Figure record extracts:
———

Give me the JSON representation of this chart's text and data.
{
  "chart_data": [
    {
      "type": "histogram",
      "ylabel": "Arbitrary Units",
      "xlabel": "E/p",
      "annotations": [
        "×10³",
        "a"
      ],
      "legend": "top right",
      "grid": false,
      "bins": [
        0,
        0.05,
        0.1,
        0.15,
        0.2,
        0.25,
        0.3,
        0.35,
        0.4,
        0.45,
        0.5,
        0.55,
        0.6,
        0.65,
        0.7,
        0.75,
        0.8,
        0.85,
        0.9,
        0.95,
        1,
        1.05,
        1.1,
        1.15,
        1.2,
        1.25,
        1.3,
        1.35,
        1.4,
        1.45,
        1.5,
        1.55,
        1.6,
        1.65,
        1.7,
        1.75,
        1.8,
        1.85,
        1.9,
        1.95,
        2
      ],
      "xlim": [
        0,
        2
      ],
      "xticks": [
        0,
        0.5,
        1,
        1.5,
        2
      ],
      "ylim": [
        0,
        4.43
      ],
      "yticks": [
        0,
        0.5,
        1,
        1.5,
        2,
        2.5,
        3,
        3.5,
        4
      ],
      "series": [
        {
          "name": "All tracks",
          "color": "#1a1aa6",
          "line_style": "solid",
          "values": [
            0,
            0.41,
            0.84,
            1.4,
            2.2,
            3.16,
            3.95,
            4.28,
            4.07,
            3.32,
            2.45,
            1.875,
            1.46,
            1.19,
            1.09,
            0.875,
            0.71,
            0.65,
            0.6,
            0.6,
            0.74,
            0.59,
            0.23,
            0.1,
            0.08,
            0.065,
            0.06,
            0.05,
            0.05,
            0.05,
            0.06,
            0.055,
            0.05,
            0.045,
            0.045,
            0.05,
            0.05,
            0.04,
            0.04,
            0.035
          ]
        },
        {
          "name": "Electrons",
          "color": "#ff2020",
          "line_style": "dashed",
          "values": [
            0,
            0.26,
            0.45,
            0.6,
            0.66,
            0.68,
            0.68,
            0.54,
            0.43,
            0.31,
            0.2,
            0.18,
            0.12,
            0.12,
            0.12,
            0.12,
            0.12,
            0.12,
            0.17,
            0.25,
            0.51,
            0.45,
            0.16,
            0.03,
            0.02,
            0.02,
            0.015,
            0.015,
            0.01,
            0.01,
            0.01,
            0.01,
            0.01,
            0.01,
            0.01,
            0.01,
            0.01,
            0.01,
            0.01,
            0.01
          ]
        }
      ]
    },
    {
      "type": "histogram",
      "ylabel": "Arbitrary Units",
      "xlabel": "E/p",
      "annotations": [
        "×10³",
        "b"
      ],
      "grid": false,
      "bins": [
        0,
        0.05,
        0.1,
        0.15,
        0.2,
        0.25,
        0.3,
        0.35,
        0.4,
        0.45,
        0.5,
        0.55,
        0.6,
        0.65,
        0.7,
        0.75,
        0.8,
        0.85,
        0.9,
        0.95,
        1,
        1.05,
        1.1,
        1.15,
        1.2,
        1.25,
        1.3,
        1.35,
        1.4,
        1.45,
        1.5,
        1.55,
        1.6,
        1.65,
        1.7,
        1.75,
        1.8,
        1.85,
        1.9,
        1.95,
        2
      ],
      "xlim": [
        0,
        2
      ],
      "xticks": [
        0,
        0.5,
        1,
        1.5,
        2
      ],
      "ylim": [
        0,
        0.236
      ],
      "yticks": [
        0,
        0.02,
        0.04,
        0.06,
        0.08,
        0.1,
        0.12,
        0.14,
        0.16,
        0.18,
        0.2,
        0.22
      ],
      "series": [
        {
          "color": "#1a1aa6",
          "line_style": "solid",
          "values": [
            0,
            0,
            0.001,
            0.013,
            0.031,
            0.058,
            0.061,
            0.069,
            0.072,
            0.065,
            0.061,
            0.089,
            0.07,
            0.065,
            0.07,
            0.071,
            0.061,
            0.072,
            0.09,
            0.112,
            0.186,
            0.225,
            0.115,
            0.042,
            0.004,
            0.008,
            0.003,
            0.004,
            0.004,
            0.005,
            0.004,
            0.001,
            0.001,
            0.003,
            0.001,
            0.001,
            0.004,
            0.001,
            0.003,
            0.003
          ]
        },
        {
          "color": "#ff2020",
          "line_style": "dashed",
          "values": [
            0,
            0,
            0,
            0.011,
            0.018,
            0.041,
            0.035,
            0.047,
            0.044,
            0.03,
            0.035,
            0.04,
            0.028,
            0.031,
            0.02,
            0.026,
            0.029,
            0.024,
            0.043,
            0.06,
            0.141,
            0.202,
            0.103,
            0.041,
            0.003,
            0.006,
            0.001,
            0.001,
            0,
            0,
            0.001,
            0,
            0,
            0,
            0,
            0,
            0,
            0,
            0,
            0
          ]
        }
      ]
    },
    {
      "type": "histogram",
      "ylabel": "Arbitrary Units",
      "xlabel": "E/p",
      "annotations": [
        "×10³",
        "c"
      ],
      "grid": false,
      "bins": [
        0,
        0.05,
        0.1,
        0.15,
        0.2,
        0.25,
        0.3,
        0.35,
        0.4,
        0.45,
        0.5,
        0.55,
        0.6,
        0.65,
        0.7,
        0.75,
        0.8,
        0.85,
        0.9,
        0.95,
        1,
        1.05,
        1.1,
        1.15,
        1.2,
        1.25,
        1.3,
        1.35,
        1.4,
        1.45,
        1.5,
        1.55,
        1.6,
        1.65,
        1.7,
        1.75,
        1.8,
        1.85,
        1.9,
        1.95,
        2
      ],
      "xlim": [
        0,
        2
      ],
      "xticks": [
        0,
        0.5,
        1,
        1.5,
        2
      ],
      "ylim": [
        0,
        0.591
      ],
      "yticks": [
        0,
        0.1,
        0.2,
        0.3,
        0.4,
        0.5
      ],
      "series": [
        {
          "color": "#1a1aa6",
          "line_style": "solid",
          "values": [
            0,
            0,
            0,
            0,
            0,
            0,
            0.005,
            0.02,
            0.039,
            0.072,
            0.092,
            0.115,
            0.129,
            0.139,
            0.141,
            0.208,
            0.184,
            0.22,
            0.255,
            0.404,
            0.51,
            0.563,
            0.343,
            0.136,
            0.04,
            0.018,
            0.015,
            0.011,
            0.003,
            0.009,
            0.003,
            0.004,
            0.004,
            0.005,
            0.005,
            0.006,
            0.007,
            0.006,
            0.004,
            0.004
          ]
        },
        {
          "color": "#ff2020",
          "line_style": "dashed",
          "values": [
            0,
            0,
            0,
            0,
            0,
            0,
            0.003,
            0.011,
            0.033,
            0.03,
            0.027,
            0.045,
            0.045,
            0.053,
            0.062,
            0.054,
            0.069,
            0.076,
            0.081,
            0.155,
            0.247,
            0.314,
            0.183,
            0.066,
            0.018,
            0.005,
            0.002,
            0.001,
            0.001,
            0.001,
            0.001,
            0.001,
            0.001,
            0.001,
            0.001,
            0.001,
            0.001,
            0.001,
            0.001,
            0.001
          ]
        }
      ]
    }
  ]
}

———

_Exercise brief_: Transcribe every record above exactly as it appears.

_Full response_:
Give me the JSON representation of this chart's text and data.
{
  "chart_data": [
    {
      "type": "histogram",
      "ylabel": "Arbitrary Units",
      "xlabel": "E/p",
      "annotations": [
        "×10³",
        "a"
      ],
      "legend": "top right",
      "grid": false,
      "bins": [
        0,
        0.05,
        0.1,
        0.15,
        0.2,
        0.25,
        0.3,
        0.35,
        0.4,
        0.45,
        0.5,
        0.55,
        0.6,
        0.65,
        0.7,
        0.75,
        0.8,
        0.85,
        0.9,
        0.95,
        1,
        1.05,
        1.1,
        1.15,
        1.2,
        1.25,
        1.3,
        1.35,
        1.4,
        1.45,
        1.5,
        1.55,
        1.6,
        1.65,
        1.7,
        1.75,
        1.8,
        1.85,
        1.9,
        1.95,
        2
      ],
      "xlim": [
        0,
        2
      ],
      "xticks": [
        0,
        0.5,
        1,
        1.5,
        2
      ],
      "ylim": [
        0,
        4.43
      ],
      "yticks": [
        0,
        0.5,
        1,
        1.5,
        2,
        2.5,
        3,
        3.5,
        4
      ],
      "series": [
        {
          "name": "All tracks",
          "color": "#1a1aa6",
          "line_style": "solid",
          "values": [
            0,
            0.41,
            0.84,
            1.4,
            2.2,
            3.16,
            3.95,
            4.28,
            4.07,
            3.32,
            2.45,
            1.875,
            1.46,
            1.19,
            1.09,
            0.875,
            0.71,
            0.65,
            0.6,
            0.6,
            0.74,
            0.59,
            0.23,
            0.1,
            0.08,
            0.065,
            0.06,
            0.05,
            0.05,
            0.05,
            0.06,
            0.055,
            0.05,
            0.045,
            0.045,
            0.05,
            0.05,
            0.04,
            0.04,
            0.035
          ]
        },
        {
          "name": "Electrons",
          "color": "#ff2020",
          "line_style": "dashed",
          "values": [
            0,
            0.26,
            0.45,
            0.6,
            0.66,
            0.68,
            0.68,
            0.54,
            0.43,
            0.31,
            0.2,
            0.18,
            0.12,
            0.12,
            0.12,
            0.12,
            0.12,
            0.12,
            0.17,
            0.25,
            0.51,
            0.45,
            0.16,
            0.03,
            0.02,
            0.02,
            0.015,
            0.015,
            0.01,
            0.01,
            0.01,
            0.01,
            0.01,
            0.01,
            0.01,
            0.01,
            0.01,
            0.01,
            0.01,
            0.01
          ]
        }
      ]
    },
    {
      "type": "histogram",
      "ylabel": "Arbitrary Units",
      "xlabel": "E/p",
      "annotations": [
        "×10³",
        "b"
      ],
      "grid": false,
      "bins": [
        0,
        0.05,
        0.1,
        0.15,
        0.2,
        0.25,
        0.3,
        0.35,
        0.4,
        0.45,
        0.5,
        0.55,
        0.6,
        0.65,
        0.7,
        0.75,
        0.8,
        0.85,
        0.9,
        0.95,
        1,
        1.05,
        1.1,
        1.15,
        1.2,
        1.25,
        1.3,
        1.35,
        1.4,
        1.45,
        1.5,
        1.55,
        1.6,
        1.65,
        1.7,
        1.75,
        1.8,
        1.85,
        1.9,
        1.95,
        2
      ],
      "xlim": [
        0,
        2
      ],
      "xticks": [
        0,
        0.5,
        1,
        1.5,
        2
      ],
      "ylim": [
        0,
        0.236
      ],
      "yticks": [
        0,
        0.02,
        0.04,
        0.06,
        0.08,
        0.1,
        0.12,
        0.14,
        0.16,
        0.18,
        0.2,
        0.22
      ],
      "series": [
        {
          "color": "#1a1aa6",
          "line_style": "solid",
          "values": [
            0,
            0,
            0.001,
            0.013,
            0.031,
            0.058,
            0.061,
            0.069,
            0.072,
            0.065,
            0.061,
            0.089,
            0.07,
            0.065,
            0.07,
            0.071,
            0.061,
            0.072,
            0.09,
            0.112,
            0.186,
            0.225,
            0.115,
            0.042,
            0.004,
            0.008,
            0.003,
            0.004,
            0.004,
            0.005,
            0.004,
            0.001,
            0.001,
            0.003,
            0.001,
            0.001,
            0.004,
            0.001,
            0.003,
            0.003
          ]
        },
        {
          "color": "#ff2020",
          "line_style": "dashed",
          "values": [
            0,
            0,
            0,
            0.011,
            0.018,
            0.041,
            0.035,
            0.047,
            0.044,
            0.03,
            0.035,
            0.04,
            0.028,
            0.031,
            0.02,
            0.026,
            0.029,
            0.024,
            0.043,
            0.06,
            0.141,
            0.202,
            0.103,
            0.041,
            0.003,
            0.006,
            0.001,
            0.001,
            0,
            0,
            0.001,
            0,
            0,
            0,
            0,
            0,
            0,
            0,
            0,
            0
          ]
        }
      ]
    },
    {
      "type": "histogram",
      "ylabel": "Arbitrary Units",
      "xlabel": "E/p",
      "annotations": [
        "×10³",
        "c"
      ],
      "grid": false,
      "bins": [
        0,
        0.05,
        0.1,
        0.15,
        0.2,
        0.25,
        0.3,
        0.35,
        0.4,
        0.45,
        0.5,
        0.55,
        0.6,
        0.65,
        0.7,
        0.75,
        0.8,
        0.85,
        0.9,
        0.95,
        1,
        1.05,
        1.1,
        1.15,
        1.2,
        1.25,
        1.3,
        1.35,
        1.4,
        1.45,
        1.5,
        1.55,
        1.6,
        1.65,
        1.7,
        1.75,
        1.8,
        1.85,
        1.9,
        1.95,
        2
      ],
      "xlim": [
        0,
        2
      ],
      "xticks": [
        0,
        0.5,
        1,
        1.5,
        2
      ],
      "ylim": [
        0,
        0.591
      ],
      "yticks": [
        0,
        0.1,
        0.2,
        0.3,
        0.4,
        0.5
      ],
      "series": [
        {
          "color": "#1a1aa6",
          "line_style": "solid",
          "values": [
            0,
            0,
            0,
            0,
            0,
            0,
            0.005,
            0.02,
            0.039,
            0.072,
            0.092,
            0.115,
            0.129,
            0.139,
            0.141,
            0.208,
            0.184,
            0.22,
            0.255,
            0.404,
            0.51,
            0.563,
            0.343,
            0.136,
            0.04,
            0.018,
            0.015,
            0.011,
            0.003,
            0.009,
            0.003,
            0.004,
            0.004,
            0.005,
            0.005,
            0.006,
            0.007,
            0.006,
            0.004,
            0.004
          ]
        },
        {
          "color": "#ff2020",
          "line_style": "dashed",
          "values": [
            0,
            0,
            0,
            0,
            0,
            0,
            0.003,
            0.011,
            0.033,
            0.03,
            0.027,
            0.045,
            0.045,
            0.053,
            0.062,
            0.054,
            0.069,
            0.076,
            0.081,
            0.155,
            0.247,
            0.314,
            0.183,
            0.066,
            0.018,
            0.005,
            0.002,
            0.001,
            0.001,
            0.001,
            0.001,
            0.001,
            0.001,
            0.001,
            0.001,
            0.001,
            0.001,
            0.001,
            0.001,
            0.001
          ]
        }
      ]
    }
  ]
}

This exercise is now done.